Data to use →
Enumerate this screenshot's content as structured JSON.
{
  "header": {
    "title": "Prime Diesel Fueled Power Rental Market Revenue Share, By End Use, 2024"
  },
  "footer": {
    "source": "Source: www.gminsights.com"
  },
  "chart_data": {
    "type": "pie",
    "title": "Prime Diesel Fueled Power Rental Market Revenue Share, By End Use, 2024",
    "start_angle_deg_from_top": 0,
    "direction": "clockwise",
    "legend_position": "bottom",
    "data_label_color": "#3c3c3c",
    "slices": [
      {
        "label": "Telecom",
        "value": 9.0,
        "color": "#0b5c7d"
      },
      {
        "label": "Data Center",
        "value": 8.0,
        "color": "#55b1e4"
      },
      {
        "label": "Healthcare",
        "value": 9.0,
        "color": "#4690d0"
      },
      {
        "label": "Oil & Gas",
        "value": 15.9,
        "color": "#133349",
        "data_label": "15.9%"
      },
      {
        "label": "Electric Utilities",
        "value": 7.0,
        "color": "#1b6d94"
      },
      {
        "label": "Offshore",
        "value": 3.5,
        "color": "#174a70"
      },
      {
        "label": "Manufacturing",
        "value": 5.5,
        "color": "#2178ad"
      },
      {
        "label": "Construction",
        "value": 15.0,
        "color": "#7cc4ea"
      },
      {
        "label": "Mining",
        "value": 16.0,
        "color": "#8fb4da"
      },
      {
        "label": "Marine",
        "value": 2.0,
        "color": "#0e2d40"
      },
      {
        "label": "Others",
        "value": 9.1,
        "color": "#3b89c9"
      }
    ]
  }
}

What is being asked → Would you reproduce all the entries exactly?

Solution for this problem →
Enumerate this screenshot's content as structured JSON.
{
  "header": {
    "title": "Prime Diesel Fueled Power Rental Market Revenue Share, By End Use, 2024"
  },
  "footer": {
    "source": "Source: www.gminsights.com"
  },
  "chart_data": {
    "type": "pie",
    "title": "Prime Diesel Fueled Power Rental Market Revenue Share, By End Use, 2024",
    "start_angle_deg_from_top": 0,
    "direction": "clockwise",
    "legend_position": "bottom",
    "data_label_color": "#3c3c3c",
    "slices": [
      {
        "label": "Telecom",
        "value": 9.0,
        "color": "#0b5c7d"
      },
      {
        "label": "Data Center",
        "value": 8.0,
        "color": "#55b1e4"
      },
      {
        "label": "Healthcare",
        "value": 9.0,
        "color": "#4690d0"
      },
      {
        "label": "Oil & Gas",
        "value": 15.9,
        "color": "#133349",
        "data_label": "15.9%"
      },
      {
        "label": "Electric Utilities",
        "value": 7.0,
        "color": "#1b6d94"
      },
      {
        "label": "Offshore",
        "value": 3.5,
        "color": "#174a70"
      },
      {
        "label": "Manufacturing",
        "value": 5.5,
        "color": "#2178ad"
      },
      {
        "label": "Construction",
        "value": 15.0,
        "color": "#7cc4ea"
      },
      {
        "label": "Mining",
        "value": 16.0,
        "color": "#8fb4da"
      },
      {
        "label": "Marine",
        "value": 2.0,
        "color": "#0e2d40"
      },
      {
        "label": "Others",
        "value": 9.1,
        "color": "#3b89c9"
      }
    ]
  }
}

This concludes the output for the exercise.